[Figure collection entries]
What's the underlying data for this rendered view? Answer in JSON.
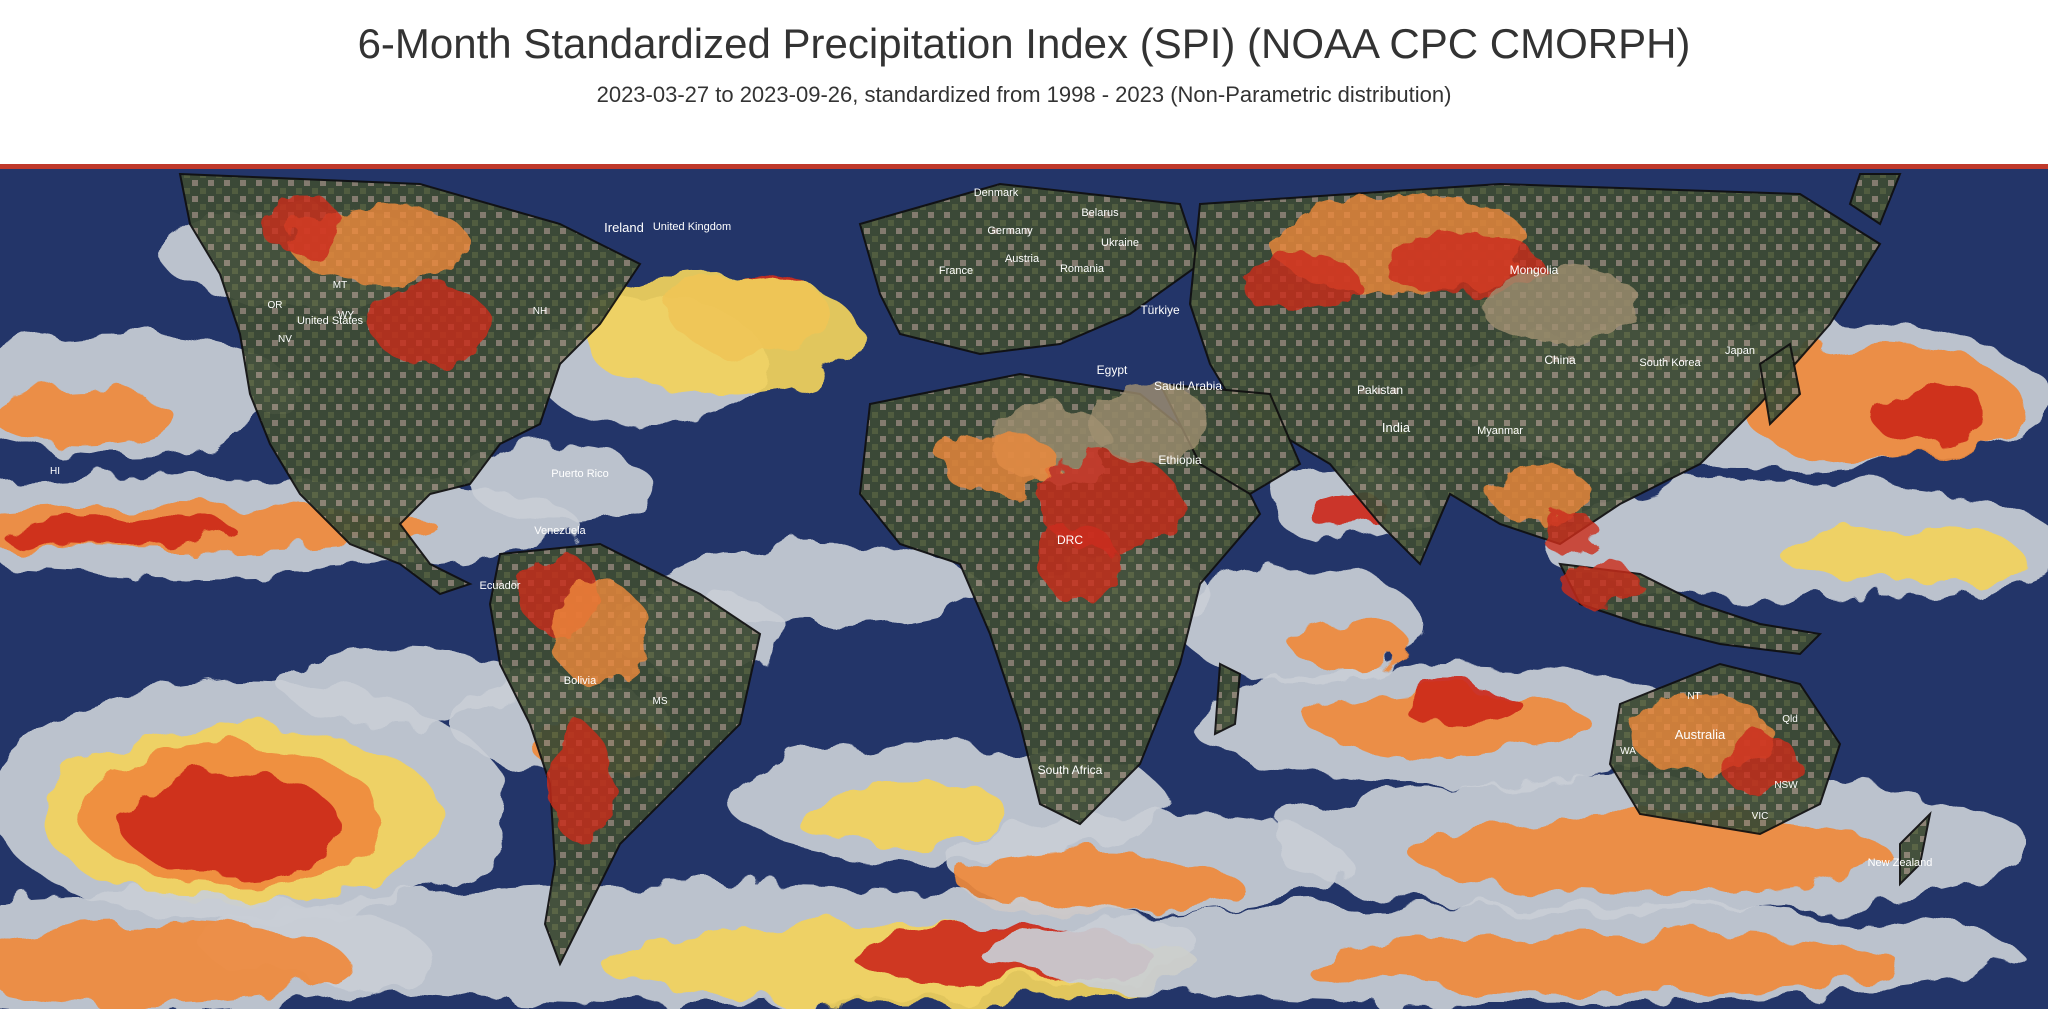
{
  "map": {
    "title": "6-Month Standardized Precipitation Index (SPI) (NOAA CPC CMORPH)",
    "subtitle": "2023-03-27 to 2023-09-26, standardized from 1998 - 2023 (Non-Parametric distribution)",
    "colors": {
      "ocean": "#233569",
      "ocean_dark": "#1c2a58",
      "land_green": "#3e4b35",
      "land_tan": "#a09070",
      "spi_light": "#c9ced6",
      "spi_yellow": "#f2d35c",
      "spi_orange": "#ef8a3c",
      "spi_red": "#cc2a1c",
      "top_bar": "#c0392b"
    },
    "labels": {
      "ireland": "Ireland",
      "united_kingdom": "United Kingdom",
      "denmark": "Denmark",
      "germany": "Germany",
      "austria": "Austria",
      "france": "France",
      "romania": "Romania",
      "belarus": "Belarus",
      "ukraine": "Ukraine",
      "turkiye": "Türkiye",
      "egypt": "Egypt",
      "saudi_arabia": "Saudi Arabia",
      "ethiopia": "Ethiopia",
      "drc": "DRC",
      "south_africa": "South Africa",
      "pakistan": "Pakistan",
      "india": "India",
      "myanmar": "Myanmar",
      "china": "China",
      "mongolia": "Mongolia",
      "south_korea": "South Korea",
      "japan": "Japan",
      "australia": "Australia",
      "wa": "WA",
      "nt": "NT",
      "qld": "Qld",
      "nsw": "NSW",
      "vic": "VIC",
      "new_zealand": "New Zealand",
      "united_states": "United States",
      "puerto_rico": "Puerto Rico",
      "venezuela": "Venezuela",
      "ecuador": "Ecuador",
      "bolivia": "Bolivia",
      "ms": "MS",
      "mt": "MT",
      "wy": "WY",
      "or": "OR",
      "nv": "NV",
      "nh": "NH",
      "hi": "HI"
    }
  }
}
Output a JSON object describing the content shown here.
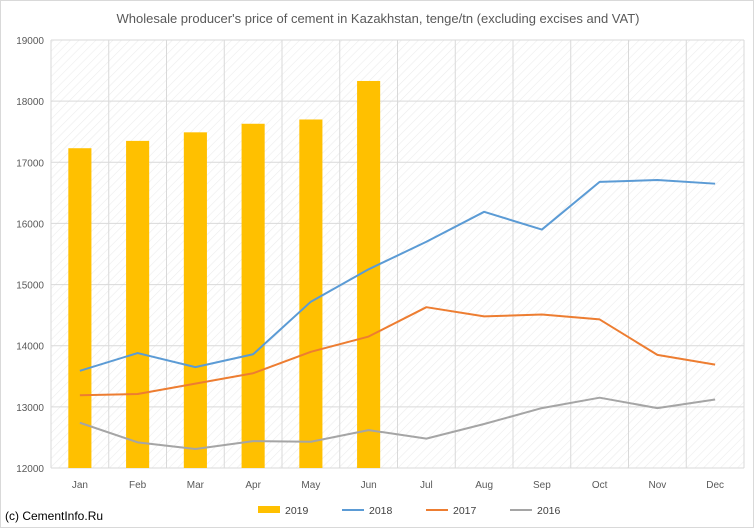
{
  "copyright": "(c) CementInfo.Ru",
  "chart_data": {
    "type": "bar",
    "title": "Wholesale producer's price of cement in Kazakhstan, tenge/tn (excluding excises and VAT)",
    "xlabel": "",
    "ylabel": "",
    "categories": [
      "Jan",
      "Feb",
      "Mar",
      "Apr",
      "May",
      "Jun",
      "Jul",
      "Aug",
      "Sep",
      "Oct",
      "Nov",
      "Dec"
    ],
    "ylim": [
      12000,
      19000
    ],
    "yticks": [
      12000,
      13000,
      14000,
      15000,
      16000,
      17000,
      18000,
      19000
    ],
    "grid": true,
    "legend_position": "bottom",
    "series": [
      {
        "name": "2019",
        "type": "bar",
        "color": "#FFC000",
        "values": [
          17230,
          17350,
          17490,
          17630,
          17700,
          18330,
          null,
          null,
          null,
          null,
          null,
          null
        ]
      },
      {
        "name": "2018",
        "type": "line",
        "color": "#5B9BD5",
        "values": [
          13590,
          13880,
          13650,
          13860,
          14720,
          15250,
          15700,
          16190,
          15900,
          16680,
          16710,
          16650
        ]
      },
      {
        "name": "2017",
        "type": "line",
        "color": "#ED7D31",
        "values": [
          13190,
          13210,
          13380,
          13550,
          13900,
          14150,
          14630,
          14480,
          14510,
          14430,
          13850,
          13690
        ]
      },
      {
        "name": "2016",
        "type": "line",
        "color": "#A5A5A5",
        "values": [
          12740,
          12420,
          12310,
          12440,
          12430,
          12620,
          12480,
          12720,
          12980,
          13150,
          12980,
          13120
        ]
      }
    ]
  }
}
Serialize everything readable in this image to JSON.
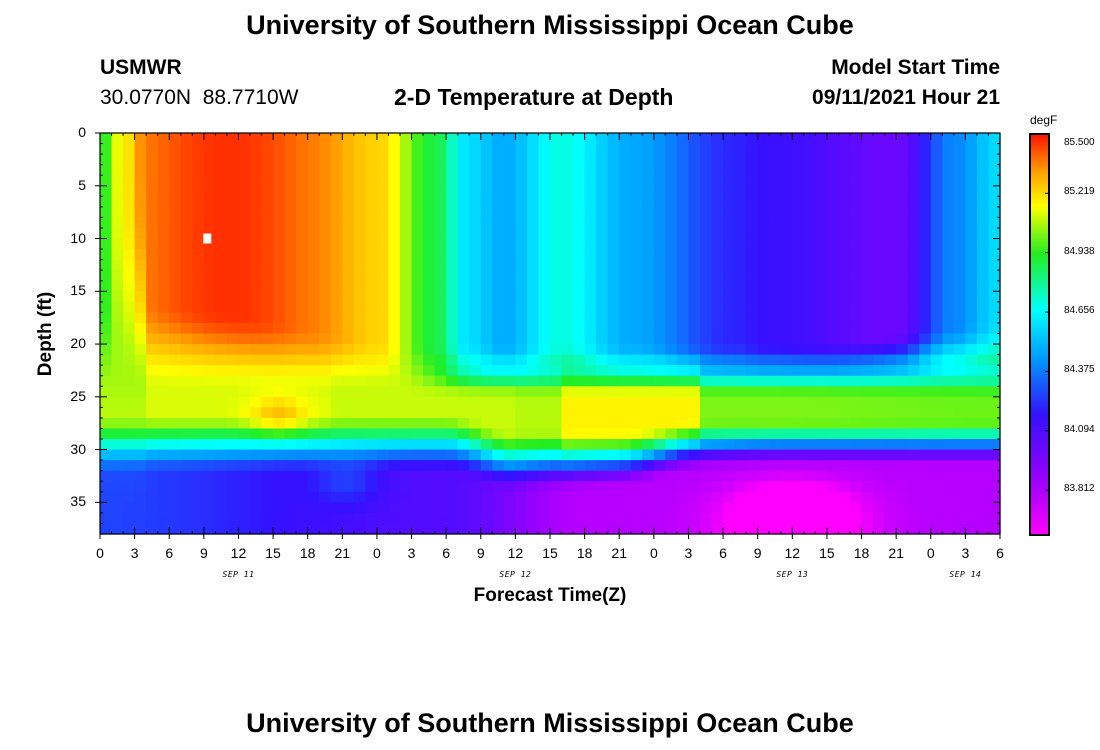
{
  "page": {
    "title": "University of Southern Mississippi Ocean Cube",
    "footer_title": "University of Southern Mississippi Ocean Cube"
  },
  "header": {
    "station": "USMWR",
    "coordinates": "30.0770N  88.7710W",
    "plot_title": "2-D Temperature at Depth",
    "model_label": "Model Start Time",
    "model_time": "09/11/2021 Hour 21"
  },
  "chart_data": {
    "type": "heatmap",
    "title": "2-D Temperature at Depth",
    "xlabel": "Forecast Time(Z)",
    "ylabel": "Depth (ft)",
    "x_hours_from_start": [
      0,
      78
    ],
    "ylim": [
      0,
      38
    ],
    "x_tick_labels": [
      "0",
      "3",
      "6",
      "9",
      "12",
      "15",
      "18",
      "21",
      "0",
      "3",
      "6",
      "9",
      "12",
      "15",
      "18",
      "21",
      "0",
      "3",
      "6",
      "9",
      "12",
      "15",
      "18",
      "21",
      "0",
      "3",
      "6"
    ],
    "date_labels": [
      {
        "label": "SEP 11",
        "hour": 12
      },
      {
        "label": "SEP 12",
        "hour": 36
      },
      {
        "label": "SEP 13",
        "hour": 60
      },
      {
        "label": "SEP 14",
        "hour": 75
      }
    ],
    "y_ticks": [
      0,
      5,
      10,
      15,
      20,
      25,
      30,
      35
    ],
    "colorbar": {
      "unit": "degF",
      "min": 83.6,
      "max": 85.5,
      "labels": [
        "85.500",
        "85.219",
        "84.938",
        "84.656",
        "84.375",
        "84.094",
        "83.812"
      ]
    },
    "annotation": {
      "marker": "max value",
      "hour": 9.3,
      "depth": 10
    }
  }
}
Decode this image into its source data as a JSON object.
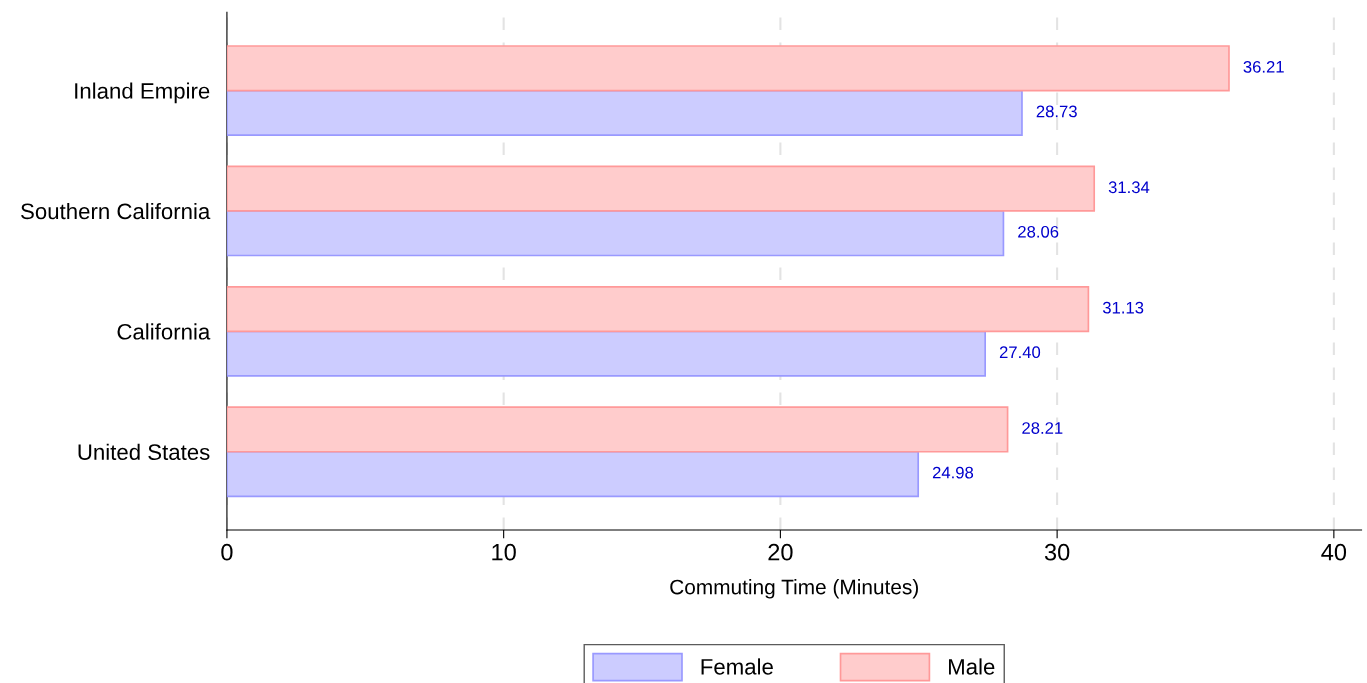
{
  "chart_data": {
    "type": "bar",
    "orientation": "horizontal",
    "xlabel": "Commuting Time (Minutes)",
    "categories": [
      "Inland Empire",
      "Southern California",
      "California",
      "United States"
    ],
    "series": [
      {
        "name": "Female",
        "color": "#ccccff",
        "values": [
          28.73,
          28.06,
          27.4,
          24.98
        ],
        "value_labels": [
          "28.73",
          "28.06",
          "27.40",
          "24.98"
        ]
      },
      {
        "name": "Male",
        "color": "#ffcccc",
        "values": [
          36.21,
          31.34,
          31.13,
          28.21
        ],
        "value_labels": [
          "36.21",
          "31.34",
          "31.13",
          "28.21"
        ]
      }
    ],
    "xlim": [
      0,
      41
    ],
    "xticks": [
      0,
      10,
      20,
      30,
      40
    ],
    "grid": "x",
    "legend": "bottom"
  }
}
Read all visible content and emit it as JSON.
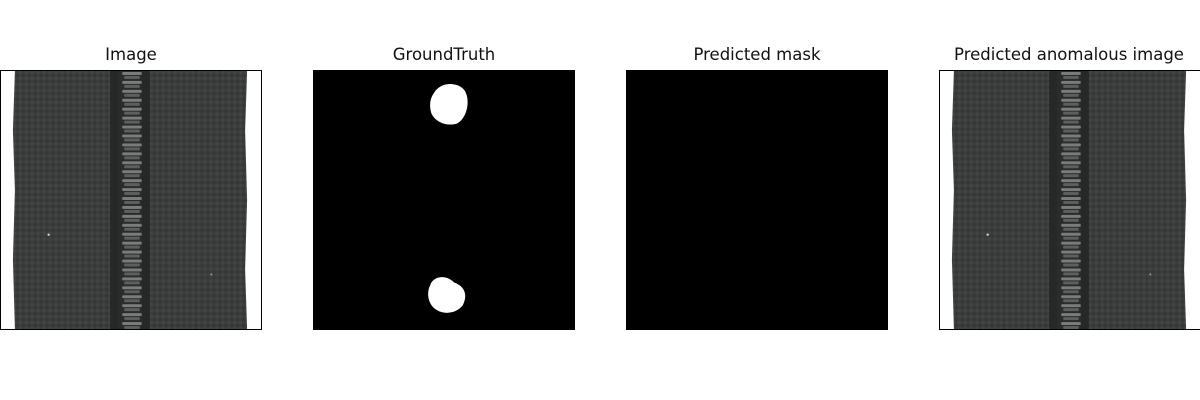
{
  "panels": [
    {
      "title": "Image",
      "content": "zipper-photo"
    },
    {
      "title": "GroundTruth",
      "content": "ground-truth-mask"
    },
    {
      "title": "Predicted mask",
      "content": "empty-mask"
    },
    {
      "title": "Predicted anomalous image",
      "content": "zipper-photo"
    }
  ],
  "colors": {
    "fabric": "#3b3d3d",
    "teeth": "#707272",
    "mask_background": "#000000",
    "mask_region": "#ffffff"
  }
}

WORK TO DO.
Copy exactly the lines from the line containing "Read all visible content and emit it as JSON." through the last line of the records, both included, and omit every picture.

OUTPUT.
Read all visible content and emit it as JSON.
{
  "panels": [
    {
      "title": "Image",
      "content": "zipper-photo"
    },
    {
      "title": "GroundTruth",
      "content": "ground-truth-mask"
    },
    {
      "title": "Predicted mask",
      "content": "empty-mask"
    },
    {
      "title": "Predicted anomalous image",
      "content": "zipper-photo"
    }
  ],
  "colors": {
    "fabric": "#3b3d3d",
    "teeth": "#707272",
    "mask_background": "#000000",
    "mask_region": "#ffffff"
  }
}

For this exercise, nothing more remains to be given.